▶ TASK DESCRIPTION
Return the listing below unchanged, minus its pictures.
╔══
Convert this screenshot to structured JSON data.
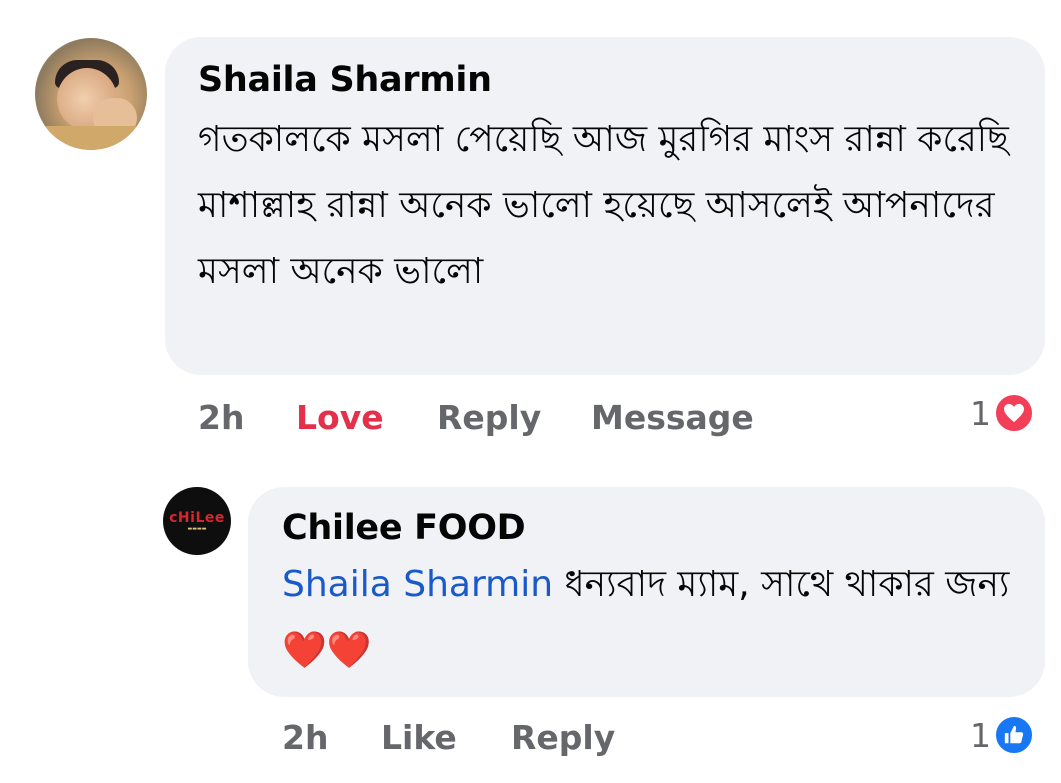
{
  "comment": {
    "author": "Shaila Sharmin",
    "text": "গতকালকে মসলা পেয়েছি আজ মুরগির মাংস রান্না করেছি মাশাল্লাহ রান্না অনেক ভালো হয়েছে আসলেই আপনাদের মসলা অনেক ভালো",
    "actions": {
      "time": "2h",
      "reaction": "Love",
      "reply": "Reply",
      "message": "Message"
    },
    "reaction_count": "1",
    "reaction_icon": "heart-icon",
    "reaction_color": "#f33e58"
  },
  "reply": {
    "author": "Chilee FOOD",
    "avatar_logo": "cHiLee",
    "mention": "Shaila Sharmin",
    "text": "ধন্যবাদ ম্যাম,  সাথে থাকার জন্য❤️❤️",
    "actions": {
      "time": "2h",
      "like": "Like",
      "reply": "Reply"
    },
    "reaction_count": "1",
    "reaction_icon": "like-icon",
    "reaction_color": "#1877f2"
  },
  "colors": {
    "bubble": "#f0f2f5",
    "action_text": "#65676b",
    "love": "#e4304b",
    "mention": "#1a59c9"
  }
}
╚══
▶ FINISHED TASK
Convert this screenshot to structured JSON data.
{
  "comment": {
    "author": "Shaila Sharmin",
    "text": "গতকালকে মসলা পেয়েছি আজ মুরগির মাংস রান্না করেছি মাশাল্লাহ রান্না অনেক ভালো হয়েছে আসলেই আপনাদের মসলা অনেক ভালো",
    "actions": {
      "time": "2h",
      "reaction": "Love",
      "reply": "Reply",
      "message": "Message"
    },
    "reaction_count": "1",
    "reaction_icon": "heart-icon",
    "reaction_color": "#f33e58"
  },
  "reply": {
    "author": "Chilee FOOD",
    "avatar_logo": "cHiLee",
    "mention": "Shaila Sharmin",
    "text": "ধন্যবাদ ম্যাম,  সাথে থাকার জন্য❤️❤️",
    "actions": {
      "time": "2h",
      "like": "Like",
      "reply": "Reply"
    },
    "reaction_count": "1",
    "reaction_icon": "like-icon",
    "reaction_color": "#1877f2"
  },
  "colors": {
    "bubble": "#f0f2f5",
    "action_text": "#65676b",
    "love": "#e4304b",
    "mention": "#1a59c9"
  }
}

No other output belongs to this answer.